• _WORK TO DO_:
Determine how many lines carry the word "Choice". Output that number only.
● ● ● ● ● ● ●
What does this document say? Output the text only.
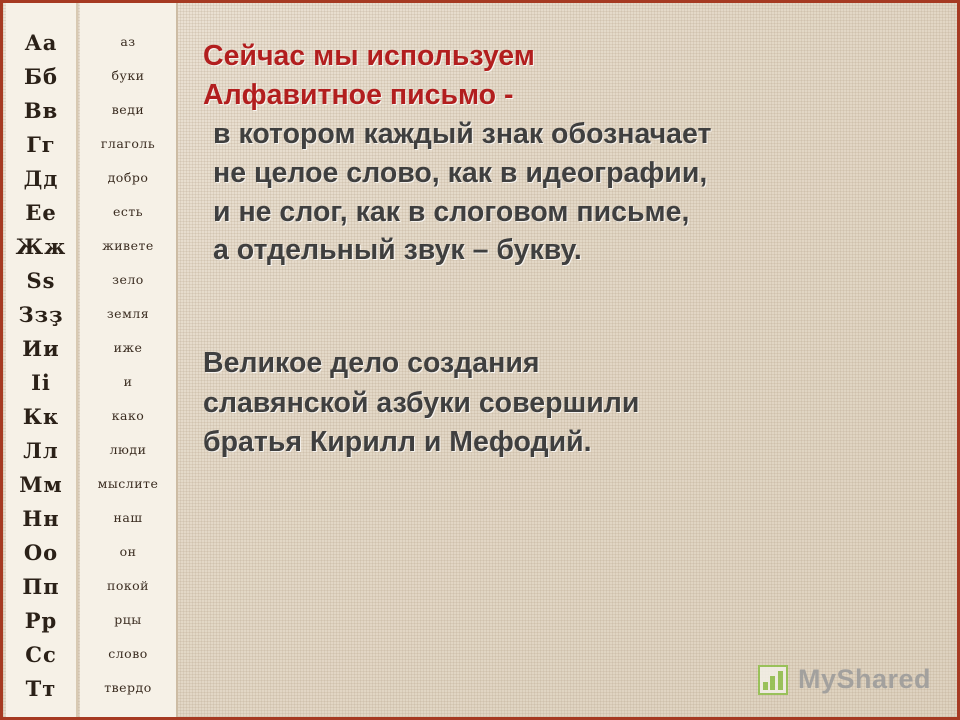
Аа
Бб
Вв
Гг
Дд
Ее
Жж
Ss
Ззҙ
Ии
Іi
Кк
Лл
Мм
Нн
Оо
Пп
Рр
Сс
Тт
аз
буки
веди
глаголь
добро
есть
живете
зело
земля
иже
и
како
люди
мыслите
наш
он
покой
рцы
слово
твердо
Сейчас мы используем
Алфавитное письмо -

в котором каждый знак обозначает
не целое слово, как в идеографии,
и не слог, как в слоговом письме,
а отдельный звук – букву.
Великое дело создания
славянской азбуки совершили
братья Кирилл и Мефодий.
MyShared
● ● ● ● ● ● ●
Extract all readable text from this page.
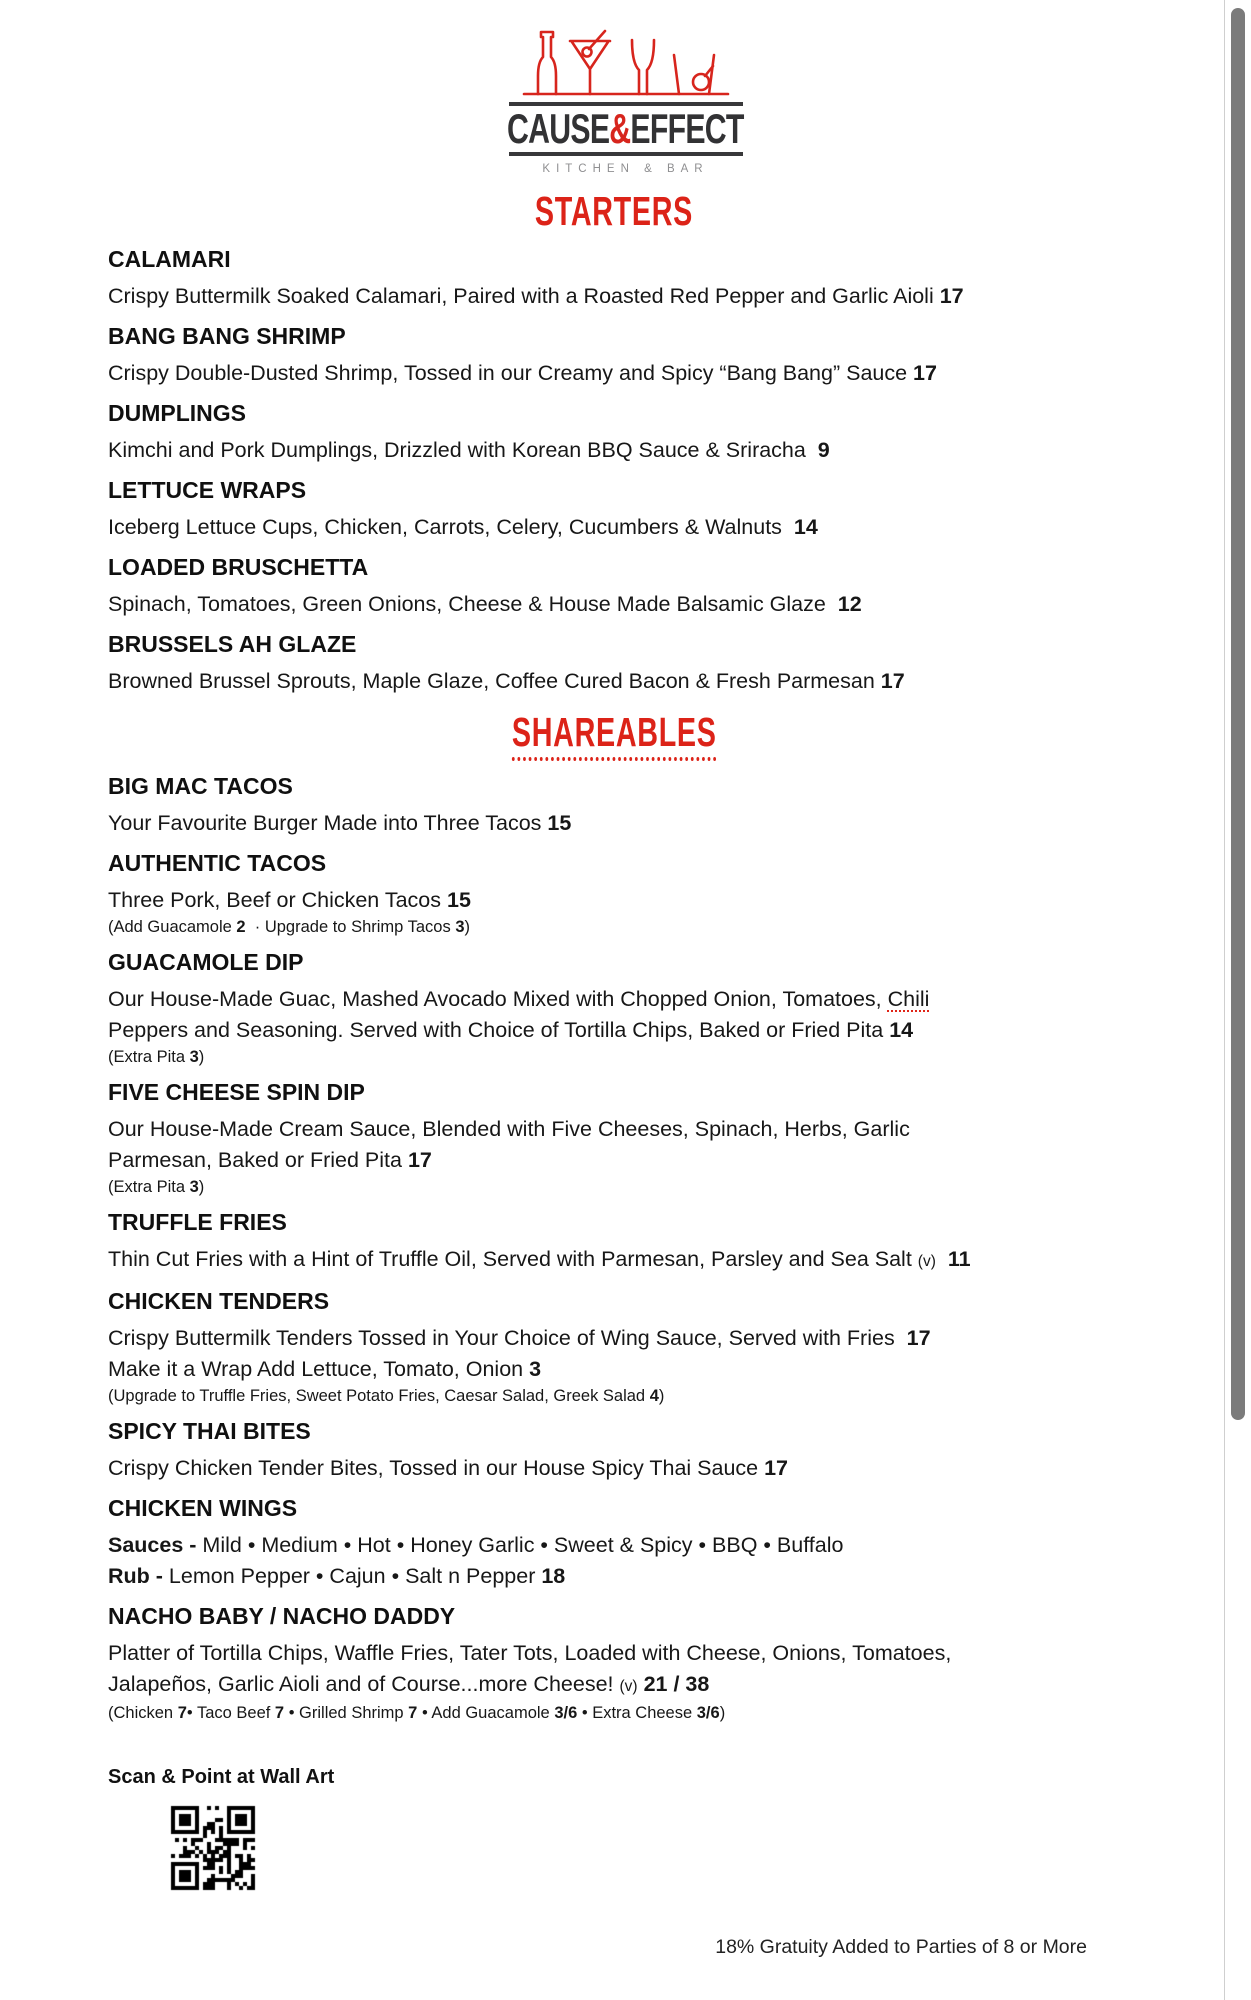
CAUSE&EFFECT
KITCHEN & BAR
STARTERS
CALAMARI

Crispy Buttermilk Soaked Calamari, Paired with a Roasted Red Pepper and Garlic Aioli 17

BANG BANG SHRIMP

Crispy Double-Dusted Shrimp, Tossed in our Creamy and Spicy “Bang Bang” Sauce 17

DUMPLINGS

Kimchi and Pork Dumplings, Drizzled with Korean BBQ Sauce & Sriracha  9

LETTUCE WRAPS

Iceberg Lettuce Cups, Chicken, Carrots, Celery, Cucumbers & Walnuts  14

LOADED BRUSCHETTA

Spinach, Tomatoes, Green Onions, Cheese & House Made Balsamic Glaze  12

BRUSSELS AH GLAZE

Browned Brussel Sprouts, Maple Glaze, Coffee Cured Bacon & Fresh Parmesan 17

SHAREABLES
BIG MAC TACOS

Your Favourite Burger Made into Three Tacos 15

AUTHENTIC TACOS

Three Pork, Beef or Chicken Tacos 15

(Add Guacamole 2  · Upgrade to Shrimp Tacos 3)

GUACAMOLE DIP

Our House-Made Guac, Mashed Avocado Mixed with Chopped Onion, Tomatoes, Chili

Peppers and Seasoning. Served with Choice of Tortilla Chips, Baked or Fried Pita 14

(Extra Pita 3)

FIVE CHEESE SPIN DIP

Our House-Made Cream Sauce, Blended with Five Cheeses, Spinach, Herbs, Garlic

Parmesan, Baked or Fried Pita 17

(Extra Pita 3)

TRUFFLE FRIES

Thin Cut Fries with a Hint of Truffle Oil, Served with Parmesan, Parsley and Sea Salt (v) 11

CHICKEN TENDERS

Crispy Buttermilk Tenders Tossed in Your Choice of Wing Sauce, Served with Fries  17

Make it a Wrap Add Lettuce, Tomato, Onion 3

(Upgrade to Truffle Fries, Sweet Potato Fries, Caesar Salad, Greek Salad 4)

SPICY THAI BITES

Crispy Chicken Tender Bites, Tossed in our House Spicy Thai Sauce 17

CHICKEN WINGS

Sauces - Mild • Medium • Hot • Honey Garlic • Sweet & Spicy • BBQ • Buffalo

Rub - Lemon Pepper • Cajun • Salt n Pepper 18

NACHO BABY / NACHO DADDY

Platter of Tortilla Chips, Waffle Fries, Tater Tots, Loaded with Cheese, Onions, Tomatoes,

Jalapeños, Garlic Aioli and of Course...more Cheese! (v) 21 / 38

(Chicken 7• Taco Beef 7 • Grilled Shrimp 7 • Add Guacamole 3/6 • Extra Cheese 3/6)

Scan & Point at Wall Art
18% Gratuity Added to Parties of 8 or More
● ● ● ● ● ● ●
• _OUTPUT FOR THIS EXERCISE_:
2